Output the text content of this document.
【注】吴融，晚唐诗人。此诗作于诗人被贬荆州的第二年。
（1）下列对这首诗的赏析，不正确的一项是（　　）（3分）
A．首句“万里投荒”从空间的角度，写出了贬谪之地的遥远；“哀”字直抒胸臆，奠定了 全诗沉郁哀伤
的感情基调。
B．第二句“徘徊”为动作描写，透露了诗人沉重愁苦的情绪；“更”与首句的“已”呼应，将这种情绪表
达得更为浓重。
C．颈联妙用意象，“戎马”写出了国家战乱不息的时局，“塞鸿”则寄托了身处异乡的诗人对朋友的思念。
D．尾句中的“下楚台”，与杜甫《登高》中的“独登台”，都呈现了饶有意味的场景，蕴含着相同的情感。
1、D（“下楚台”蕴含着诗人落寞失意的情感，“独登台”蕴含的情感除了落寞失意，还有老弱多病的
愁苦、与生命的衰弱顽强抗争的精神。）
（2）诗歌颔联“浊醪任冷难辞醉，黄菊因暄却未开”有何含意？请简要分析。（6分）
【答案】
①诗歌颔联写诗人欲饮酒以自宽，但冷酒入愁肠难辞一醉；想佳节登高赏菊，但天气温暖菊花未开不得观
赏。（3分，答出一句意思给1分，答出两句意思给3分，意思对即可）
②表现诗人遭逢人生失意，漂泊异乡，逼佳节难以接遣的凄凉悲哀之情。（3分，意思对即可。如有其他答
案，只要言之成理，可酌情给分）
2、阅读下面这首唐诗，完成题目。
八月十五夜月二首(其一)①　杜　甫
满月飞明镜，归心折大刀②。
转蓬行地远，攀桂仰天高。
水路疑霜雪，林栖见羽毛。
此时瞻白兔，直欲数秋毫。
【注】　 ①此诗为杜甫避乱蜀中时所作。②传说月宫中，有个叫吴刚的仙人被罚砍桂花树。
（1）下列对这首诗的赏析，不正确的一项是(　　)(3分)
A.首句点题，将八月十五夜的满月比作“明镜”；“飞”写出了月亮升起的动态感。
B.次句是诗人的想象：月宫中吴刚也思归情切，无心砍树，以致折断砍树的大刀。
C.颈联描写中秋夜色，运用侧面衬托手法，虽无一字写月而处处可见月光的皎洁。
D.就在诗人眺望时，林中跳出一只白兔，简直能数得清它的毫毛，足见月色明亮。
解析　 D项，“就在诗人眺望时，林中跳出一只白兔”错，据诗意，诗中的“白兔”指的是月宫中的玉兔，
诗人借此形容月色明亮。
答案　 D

---

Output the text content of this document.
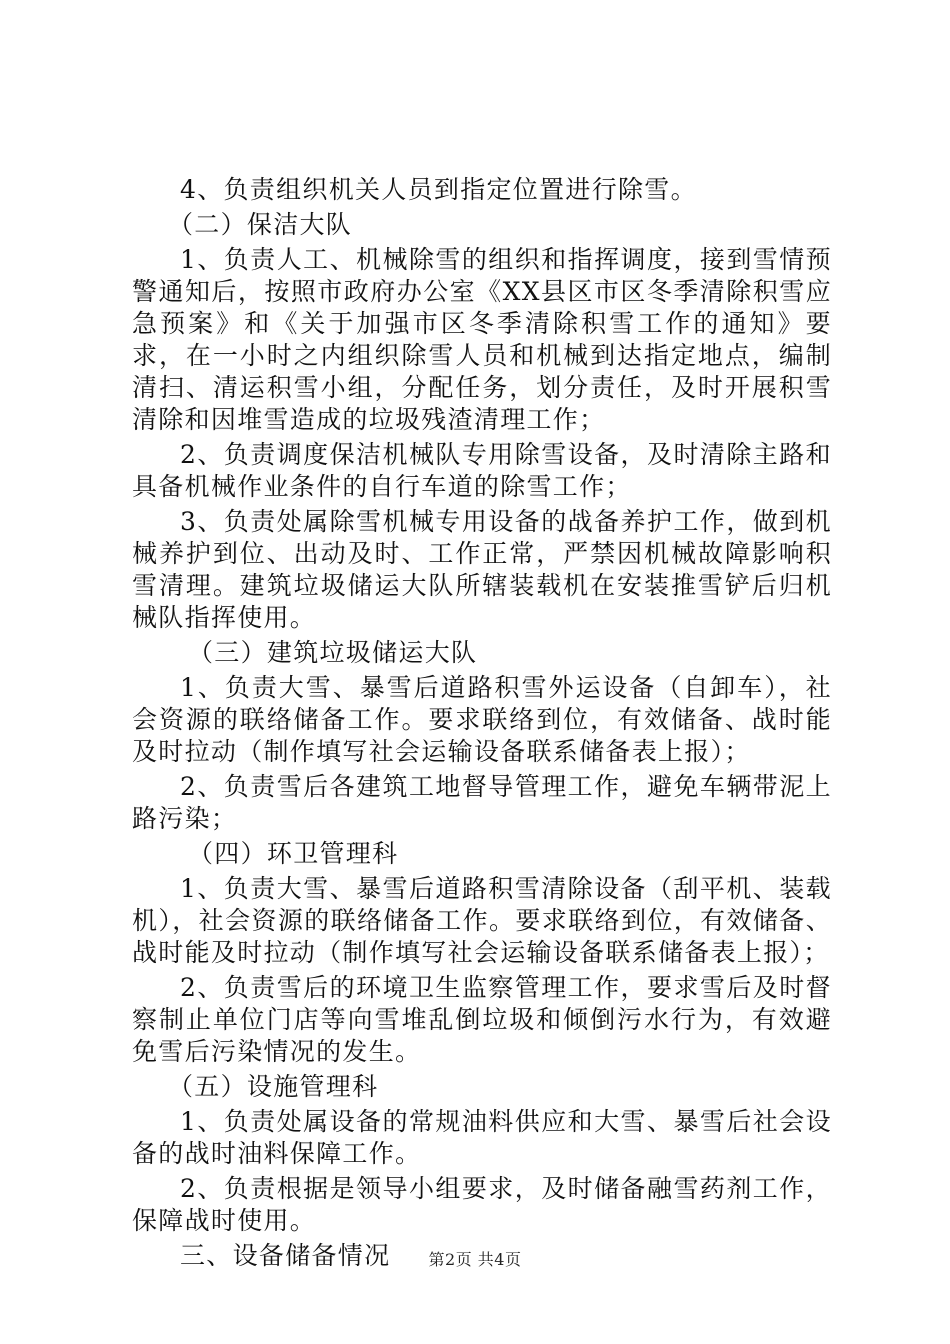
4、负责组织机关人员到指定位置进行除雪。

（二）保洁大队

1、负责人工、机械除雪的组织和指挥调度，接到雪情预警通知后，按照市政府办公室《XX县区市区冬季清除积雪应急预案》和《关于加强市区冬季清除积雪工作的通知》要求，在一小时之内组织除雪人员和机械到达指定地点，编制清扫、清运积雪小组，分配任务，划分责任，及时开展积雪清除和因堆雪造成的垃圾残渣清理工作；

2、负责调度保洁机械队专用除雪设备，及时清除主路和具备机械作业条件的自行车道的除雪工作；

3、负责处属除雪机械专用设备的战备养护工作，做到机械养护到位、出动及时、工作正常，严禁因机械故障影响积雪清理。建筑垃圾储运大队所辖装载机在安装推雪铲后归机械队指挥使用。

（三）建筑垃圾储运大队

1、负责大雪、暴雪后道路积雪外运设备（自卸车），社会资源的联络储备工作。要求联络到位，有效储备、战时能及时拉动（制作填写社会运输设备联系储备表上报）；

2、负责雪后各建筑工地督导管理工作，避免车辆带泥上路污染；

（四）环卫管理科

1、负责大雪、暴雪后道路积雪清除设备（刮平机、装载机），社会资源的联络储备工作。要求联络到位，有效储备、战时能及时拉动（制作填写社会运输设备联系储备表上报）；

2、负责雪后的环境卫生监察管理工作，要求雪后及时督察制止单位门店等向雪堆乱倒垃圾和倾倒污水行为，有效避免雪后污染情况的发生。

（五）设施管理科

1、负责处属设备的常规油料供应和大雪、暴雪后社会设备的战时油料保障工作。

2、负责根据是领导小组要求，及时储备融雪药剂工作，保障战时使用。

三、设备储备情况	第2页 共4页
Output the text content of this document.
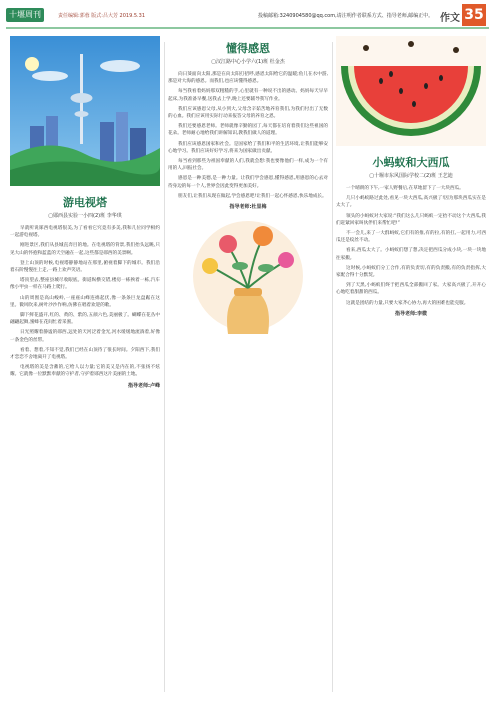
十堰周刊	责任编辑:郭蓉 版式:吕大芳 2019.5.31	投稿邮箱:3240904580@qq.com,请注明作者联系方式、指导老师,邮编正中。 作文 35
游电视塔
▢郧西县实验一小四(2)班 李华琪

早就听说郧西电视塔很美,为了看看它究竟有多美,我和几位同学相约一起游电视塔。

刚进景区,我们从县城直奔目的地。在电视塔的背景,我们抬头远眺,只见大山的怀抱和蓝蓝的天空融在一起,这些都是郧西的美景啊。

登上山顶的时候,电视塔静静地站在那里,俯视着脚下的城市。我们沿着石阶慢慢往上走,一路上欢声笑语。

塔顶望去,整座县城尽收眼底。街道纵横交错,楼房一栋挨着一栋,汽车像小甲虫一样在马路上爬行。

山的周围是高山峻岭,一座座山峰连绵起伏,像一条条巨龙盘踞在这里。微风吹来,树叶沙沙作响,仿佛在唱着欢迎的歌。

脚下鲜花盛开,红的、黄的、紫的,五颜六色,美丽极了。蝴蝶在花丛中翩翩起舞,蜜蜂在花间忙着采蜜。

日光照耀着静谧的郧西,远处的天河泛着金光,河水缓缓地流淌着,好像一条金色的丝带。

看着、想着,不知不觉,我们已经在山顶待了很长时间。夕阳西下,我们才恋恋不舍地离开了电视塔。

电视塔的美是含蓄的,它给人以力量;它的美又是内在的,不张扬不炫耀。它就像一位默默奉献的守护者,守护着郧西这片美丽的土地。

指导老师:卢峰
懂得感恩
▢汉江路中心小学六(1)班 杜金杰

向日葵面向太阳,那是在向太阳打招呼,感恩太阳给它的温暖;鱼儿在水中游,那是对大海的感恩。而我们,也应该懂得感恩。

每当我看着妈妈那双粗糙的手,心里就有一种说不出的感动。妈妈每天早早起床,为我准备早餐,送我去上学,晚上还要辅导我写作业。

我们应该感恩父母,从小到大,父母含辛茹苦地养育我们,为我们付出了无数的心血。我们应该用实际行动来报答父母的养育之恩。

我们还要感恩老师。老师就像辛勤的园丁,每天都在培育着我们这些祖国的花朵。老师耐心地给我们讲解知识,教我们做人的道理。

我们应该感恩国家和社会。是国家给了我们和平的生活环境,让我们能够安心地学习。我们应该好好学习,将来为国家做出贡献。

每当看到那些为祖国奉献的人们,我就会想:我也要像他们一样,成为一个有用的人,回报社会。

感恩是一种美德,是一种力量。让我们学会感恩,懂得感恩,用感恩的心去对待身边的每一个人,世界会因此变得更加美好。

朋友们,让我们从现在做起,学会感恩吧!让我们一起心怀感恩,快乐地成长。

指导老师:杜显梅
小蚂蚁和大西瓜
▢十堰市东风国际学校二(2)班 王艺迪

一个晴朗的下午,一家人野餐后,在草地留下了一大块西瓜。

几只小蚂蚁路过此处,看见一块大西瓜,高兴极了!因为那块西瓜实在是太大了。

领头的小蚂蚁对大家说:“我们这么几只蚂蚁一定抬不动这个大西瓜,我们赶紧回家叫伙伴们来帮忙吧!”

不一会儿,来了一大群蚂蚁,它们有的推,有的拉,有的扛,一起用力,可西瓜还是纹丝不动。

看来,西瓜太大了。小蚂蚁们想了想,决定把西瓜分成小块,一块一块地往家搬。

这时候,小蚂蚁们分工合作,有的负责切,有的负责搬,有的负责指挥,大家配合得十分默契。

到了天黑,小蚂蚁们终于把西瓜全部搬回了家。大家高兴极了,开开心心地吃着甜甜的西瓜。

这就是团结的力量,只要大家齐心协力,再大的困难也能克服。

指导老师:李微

...

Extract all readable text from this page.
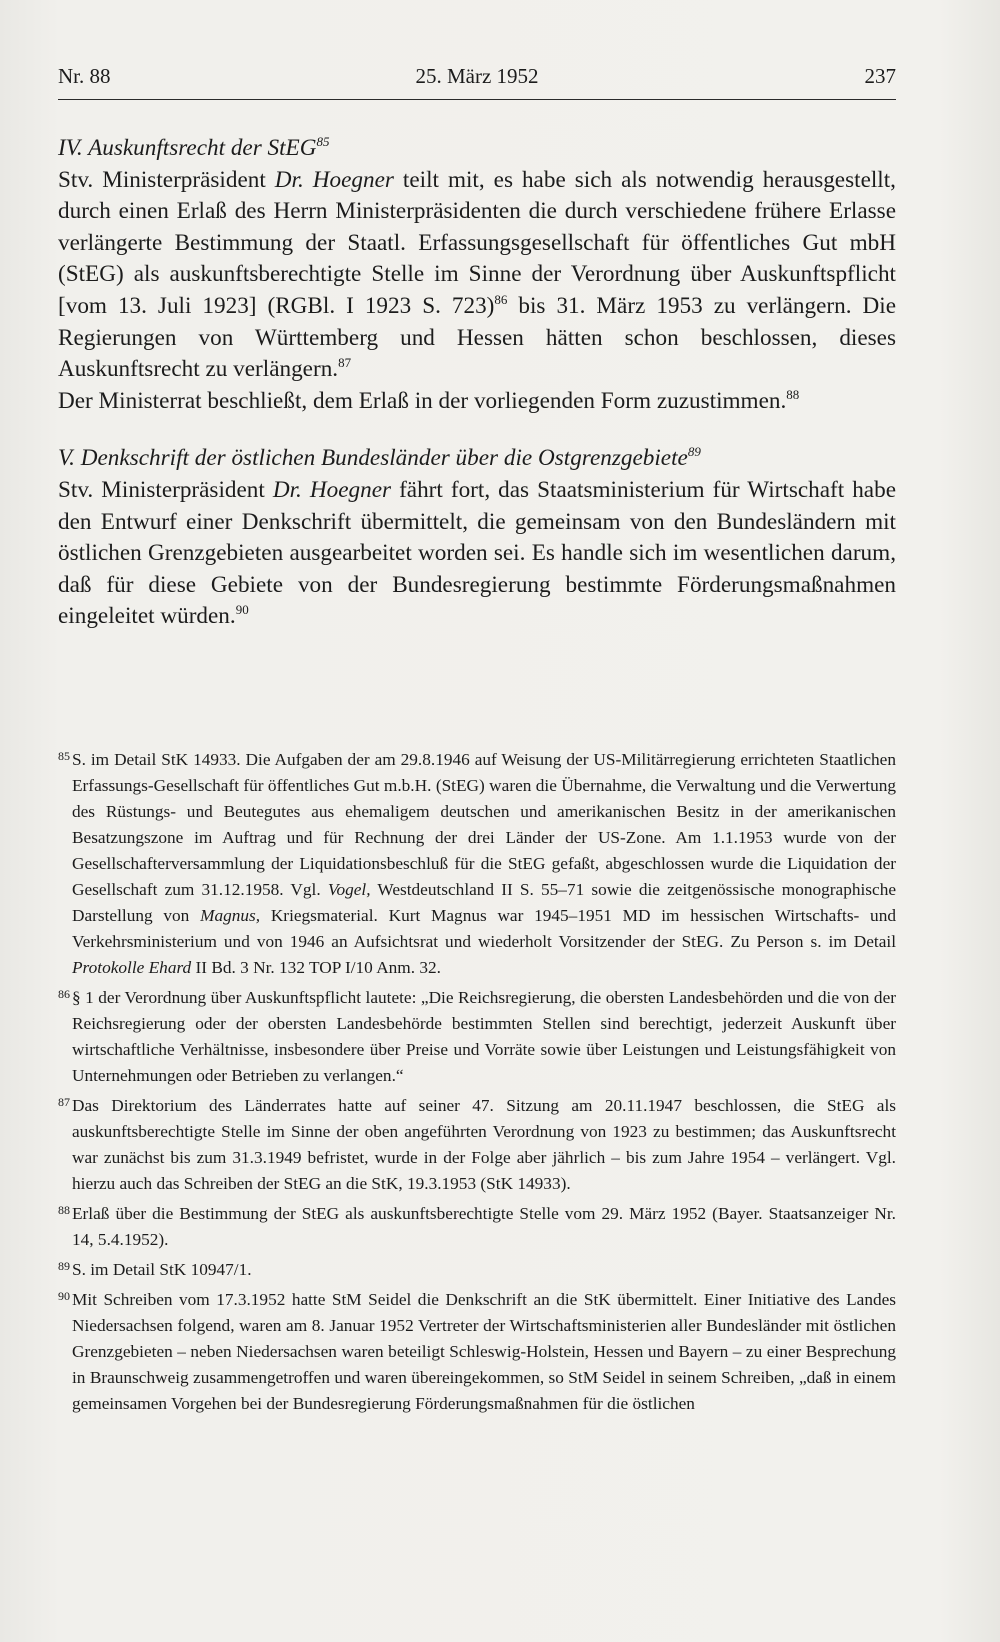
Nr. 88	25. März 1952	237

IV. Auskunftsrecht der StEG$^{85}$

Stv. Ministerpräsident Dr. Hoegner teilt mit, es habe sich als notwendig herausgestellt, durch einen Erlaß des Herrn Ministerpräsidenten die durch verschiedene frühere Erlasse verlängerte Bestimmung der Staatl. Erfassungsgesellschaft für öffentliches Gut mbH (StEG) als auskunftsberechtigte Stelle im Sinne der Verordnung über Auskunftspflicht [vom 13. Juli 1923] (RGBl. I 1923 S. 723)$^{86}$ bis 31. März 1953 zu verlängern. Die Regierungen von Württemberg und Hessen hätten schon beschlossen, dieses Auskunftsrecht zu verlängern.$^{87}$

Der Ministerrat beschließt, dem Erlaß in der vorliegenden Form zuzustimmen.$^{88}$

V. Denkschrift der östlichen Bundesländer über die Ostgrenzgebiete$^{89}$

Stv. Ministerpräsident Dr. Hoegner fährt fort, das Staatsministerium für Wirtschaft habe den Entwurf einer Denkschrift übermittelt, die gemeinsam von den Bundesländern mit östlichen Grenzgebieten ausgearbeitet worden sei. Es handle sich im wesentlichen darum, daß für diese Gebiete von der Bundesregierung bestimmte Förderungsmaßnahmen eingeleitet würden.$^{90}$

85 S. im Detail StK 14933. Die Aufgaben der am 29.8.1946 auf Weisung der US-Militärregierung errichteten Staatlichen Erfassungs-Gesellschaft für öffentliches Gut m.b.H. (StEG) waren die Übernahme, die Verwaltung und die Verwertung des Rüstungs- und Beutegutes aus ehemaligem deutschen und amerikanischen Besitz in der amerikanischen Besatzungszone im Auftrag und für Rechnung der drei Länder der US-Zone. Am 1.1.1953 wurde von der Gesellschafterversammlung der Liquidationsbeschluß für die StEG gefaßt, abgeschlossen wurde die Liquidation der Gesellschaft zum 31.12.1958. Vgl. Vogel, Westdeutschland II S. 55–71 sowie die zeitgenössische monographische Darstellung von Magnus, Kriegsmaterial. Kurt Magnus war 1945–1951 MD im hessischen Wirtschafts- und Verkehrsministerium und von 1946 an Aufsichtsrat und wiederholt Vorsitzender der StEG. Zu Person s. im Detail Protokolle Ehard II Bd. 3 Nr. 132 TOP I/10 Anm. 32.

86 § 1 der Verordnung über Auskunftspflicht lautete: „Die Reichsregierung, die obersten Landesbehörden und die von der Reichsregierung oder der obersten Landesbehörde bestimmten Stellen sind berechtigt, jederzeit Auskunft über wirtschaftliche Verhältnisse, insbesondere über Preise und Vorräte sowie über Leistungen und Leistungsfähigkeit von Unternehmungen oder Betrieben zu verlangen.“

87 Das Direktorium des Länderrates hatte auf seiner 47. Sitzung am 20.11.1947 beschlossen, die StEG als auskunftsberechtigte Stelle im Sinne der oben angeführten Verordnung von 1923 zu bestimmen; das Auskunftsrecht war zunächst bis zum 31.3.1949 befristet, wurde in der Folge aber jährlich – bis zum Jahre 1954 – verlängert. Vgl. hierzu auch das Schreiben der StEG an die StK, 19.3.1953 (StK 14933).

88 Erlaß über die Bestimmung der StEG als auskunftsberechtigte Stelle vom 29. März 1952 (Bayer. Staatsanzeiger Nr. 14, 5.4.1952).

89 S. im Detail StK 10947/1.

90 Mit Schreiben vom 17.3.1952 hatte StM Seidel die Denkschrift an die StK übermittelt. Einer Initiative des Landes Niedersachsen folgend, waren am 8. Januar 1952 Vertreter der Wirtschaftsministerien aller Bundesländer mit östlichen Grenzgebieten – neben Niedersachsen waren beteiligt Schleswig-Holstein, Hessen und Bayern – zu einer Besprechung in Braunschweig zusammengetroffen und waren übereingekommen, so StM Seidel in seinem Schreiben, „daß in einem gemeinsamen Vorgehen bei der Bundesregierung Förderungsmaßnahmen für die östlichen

▶ **PROBLEM TO SOLVE**: Copy out each line of the listing that holds "指导老师".

▶ **FINISHED EXERCISE**:
十堰周刊	责任编辑:郭蓉 版式:吕大芳 2019.5.31	投稿邮箱:3240904580@qq.com,请注明作者联系方式、指导老师,邮编正中。 作文 35
指导老师:卢峰
指导老师:杜显梅
指导老师:李微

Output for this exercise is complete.